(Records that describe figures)
------------------------------------------------
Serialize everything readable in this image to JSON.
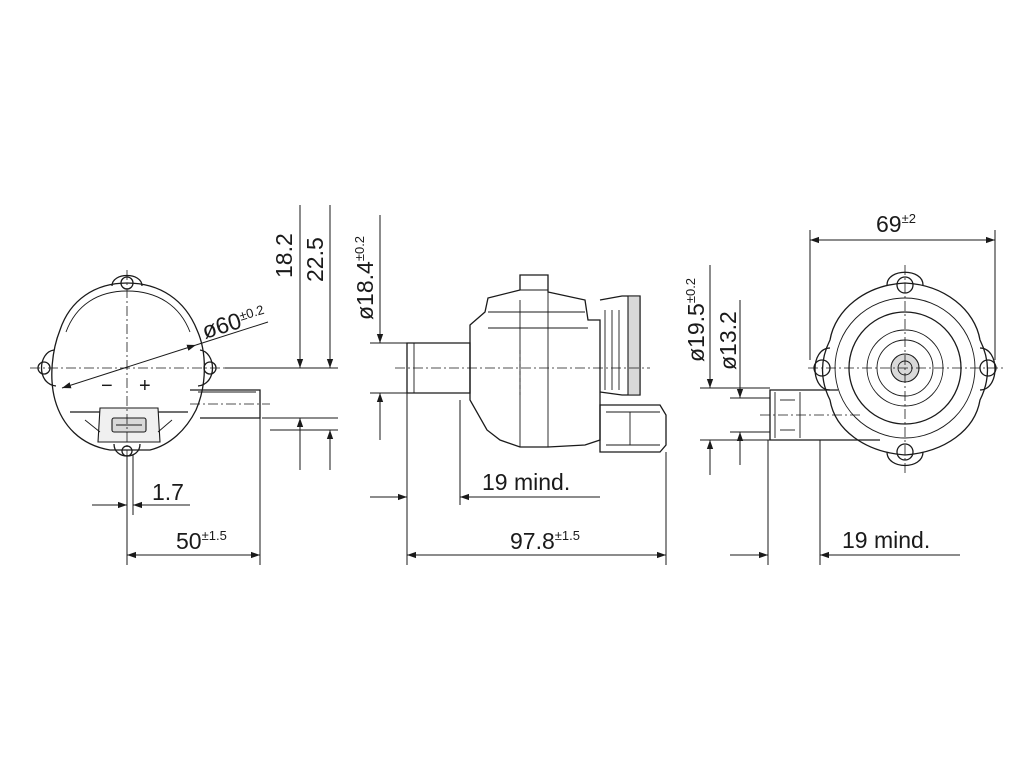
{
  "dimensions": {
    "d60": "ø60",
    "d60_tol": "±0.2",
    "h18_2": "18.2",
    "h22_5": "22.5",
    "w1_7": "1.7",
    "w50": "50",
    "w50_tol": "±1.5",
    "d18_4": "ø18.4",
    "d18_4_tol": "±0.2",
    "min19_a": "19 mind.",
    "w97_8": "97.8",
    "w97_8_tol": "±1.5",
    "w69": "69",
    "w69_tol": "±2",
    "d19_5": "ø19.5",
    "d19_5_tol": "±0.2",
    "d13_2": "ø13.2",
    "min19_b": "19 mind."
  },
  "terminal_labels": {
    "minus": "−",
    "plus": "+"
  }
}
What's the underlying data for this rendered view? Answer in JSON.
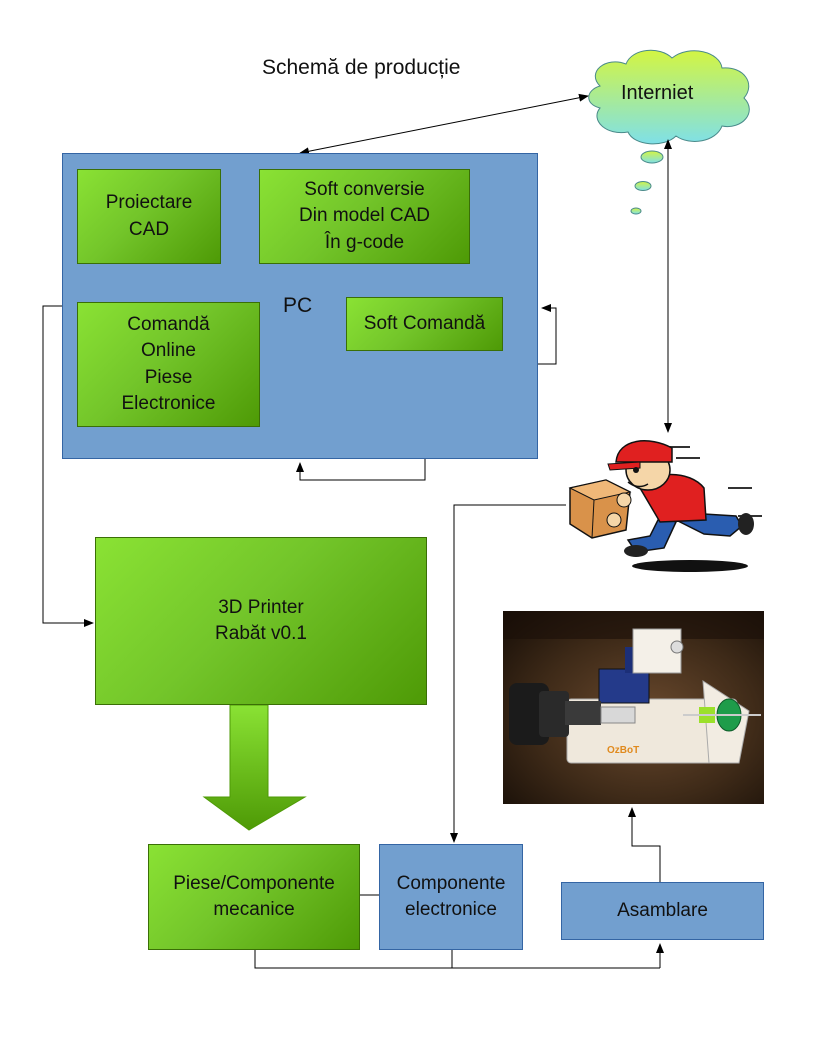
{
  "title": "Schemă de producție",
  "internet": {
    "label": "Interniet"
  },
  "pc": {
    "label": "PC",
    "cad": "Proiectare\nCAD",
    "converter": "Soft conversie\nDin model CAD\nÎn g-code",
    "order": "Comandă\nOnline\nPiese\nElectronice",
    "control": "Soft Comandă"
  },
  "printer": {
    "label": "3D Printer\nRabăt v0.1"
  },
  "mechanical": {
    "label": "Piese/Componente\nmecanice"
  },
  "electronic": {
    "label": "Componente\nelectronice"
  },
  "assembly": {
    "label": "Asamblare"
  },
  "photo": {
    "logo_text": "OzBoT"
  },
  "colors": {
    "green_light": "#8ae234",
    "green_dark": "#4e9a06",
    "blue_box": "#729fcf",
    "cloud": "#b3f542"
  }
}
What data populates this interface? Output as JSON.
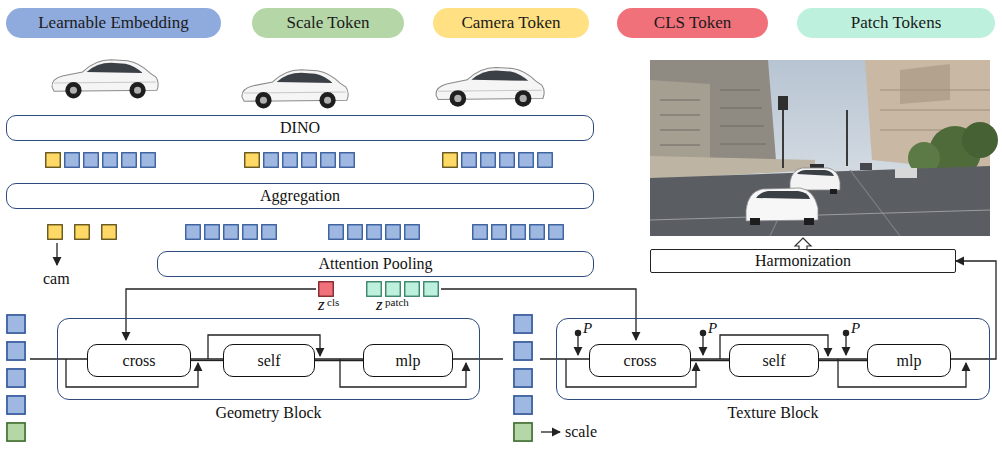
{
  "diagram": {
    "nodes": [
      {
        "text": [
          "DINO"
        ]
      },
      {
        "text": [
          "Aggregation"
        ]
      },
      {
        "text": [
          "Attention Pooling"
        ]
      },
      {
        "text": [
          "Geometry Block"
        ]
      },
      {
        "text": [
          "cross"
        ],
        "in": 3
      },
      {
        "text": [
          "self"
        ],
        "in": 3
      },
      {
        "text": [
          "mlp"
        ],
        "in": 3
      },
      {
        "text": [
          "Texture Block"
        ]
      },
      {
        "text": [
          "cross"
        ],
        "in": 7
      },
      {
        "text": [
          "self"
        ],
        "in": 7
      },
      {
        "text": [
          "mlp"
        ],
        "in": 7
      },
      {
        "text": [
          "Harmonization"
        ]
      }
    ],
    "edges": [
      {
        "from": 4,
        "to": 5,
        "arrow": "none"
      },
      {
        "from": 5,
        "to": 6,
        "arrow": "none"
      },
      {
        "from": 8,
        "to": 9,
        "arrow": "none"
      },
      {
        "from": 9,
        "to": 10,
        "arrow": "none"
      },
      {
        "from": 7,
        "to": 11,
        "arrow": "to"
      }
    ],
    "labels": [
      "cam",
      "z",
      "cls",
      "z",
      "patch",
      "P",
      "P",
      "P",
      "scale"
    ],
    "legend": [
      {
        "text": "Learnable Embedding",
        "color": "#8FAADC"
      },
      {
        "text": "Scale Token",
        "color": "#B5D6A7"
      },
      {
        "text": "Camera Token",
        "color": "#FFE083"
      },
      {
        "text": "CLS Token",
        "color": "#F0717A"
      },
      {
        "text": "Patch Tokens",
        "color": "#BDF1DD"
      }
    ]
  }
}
------------------------------------------------
# EXERCISE INSTRUCTIONS
Write out the records above exactly as they appear, leaving out any pictures.

# THE RESPONSE
Serialize everything readable in this image to JSON.
{
  "dimensions": {
    "d60": "ø60",
    "d60_tol": "±0.2",
    "h18_2": "18.2",
    "h22_5": "22.5",
    "w1_7": "1.7",
    "w50": "50",
    "w50_tol": "±1.5",
    "d18_4": "ø18.4",
    "d18_4_tol": "±0.2",
    "min19_a": "19 mind.",
    "w97_8": "97.8",
    "w97_8_tol": "±1.5",
    "w69": "69",
    "w69_tol": "±2",
    "d19_5": "ø19.5",
    "d19_5_tol": "±0.2",
    "d13_2": "ø13.2",
    "min19_b": "19 mind."
  },
  "terminal_labels": {
    "minus": "−",
    "plus": "+"
  }
}
What's the underlying data for this rendered view? Answer in JSON.
{
  "title": "Schemă de producție",
  "internet": {
    "label": "Interniet"
  },
  "pc": {
    "label": "PC",
    "cad": "Proiectare\nCAD",
    "converter": "Soft conversie\nDin model CAD\nÎn g-code",
    "order": "Comandă\nOnline\nPiese\nElectronice",
    "control": "Soft Comandă"
  },
  "printer": {
    "label": "3D Printer\nRabăt v0.1"
  },
  "mechanical": {
    "label": "Piese/Componente\nmecanice"
  },
  "electronic": {
    "label": "Componente\nelectronice"
  },
  "assembly": {
    "label": "Asamblare"
  },
  "photo": {
    "logo_text": "OzBoT"
  },
  "colors": {
    "green_light": "#8ae234",
    "green_dark": "#4e9a06",
    "blue_box": "#729fcf",
    "cloud": "#b3f542"
  }
}
What data populates this interface? Output as JSON.
{
  "diagram": {
    "nodes": [
      {
        "text": [
          "DINO"
        ]
      },
      {
        "text": [
          "Aggregation"
        ]
      },
      {
        "text": [
          "Attention Pooling"
        ]
      },
      {
        "text": [
          "Geometry Block"
        ]
      },
      {
        "text": [
          "cross"
        ],
        "in": 3
      },
      {
        "text": [
          "self"
        ],
        "in": 3
      },
      {
        "text": [
          "mlp"
        ],
        "in": 3
      },
      {
        "text": [
          "Texture Block"
        ]
      },
      {
        "text": [
          "cross"
        ],
        "in": 7
      },
      {
        "text": [
          "self"
        ],
        "in": 7
      },
      {
        "text": [
          "mlp"
        ],
        "in": 7
      },
      {
        "text": [
          "Harmonization"
        ]
      }
    ],
    "edges": [
      {
        "from": 4,
        "to": 5,
        "arrow": "none"
      },
      {
        "from": 5,
        "to": 6,
        "arrow": "none"
      },
      {
        "from": 8,
        "to": 9,
        "arrow": "none"
      },
      {
        "from": 9,
        "to": 10,
        "arrow": "none"
      },
      {
        "from": 7,
        "to": 11,
        "arrow": "to"
      }
    ],
    "labels": [
      "cam",
      "z",
      "cls",
      "z",
      "patch",
      "P",
      "P",
      "P",
      "scale"
    ],
    "legend": [
      {
        "text": "Learnable Embedding",
        "color": "#8FAADC"
      },
      {
        "text": "Scale Token",
        "color": "#B5D6A7"
      },
      {
        "text": "Camera Token",
        "color": "#FFE083"
      },
      {
        "text": "CLS Token",
        "color": "#F0717A"
      },
      {
        "text": "Patch Tokens",
        "color": "#BDF1DD"
      }
    ]
  }
}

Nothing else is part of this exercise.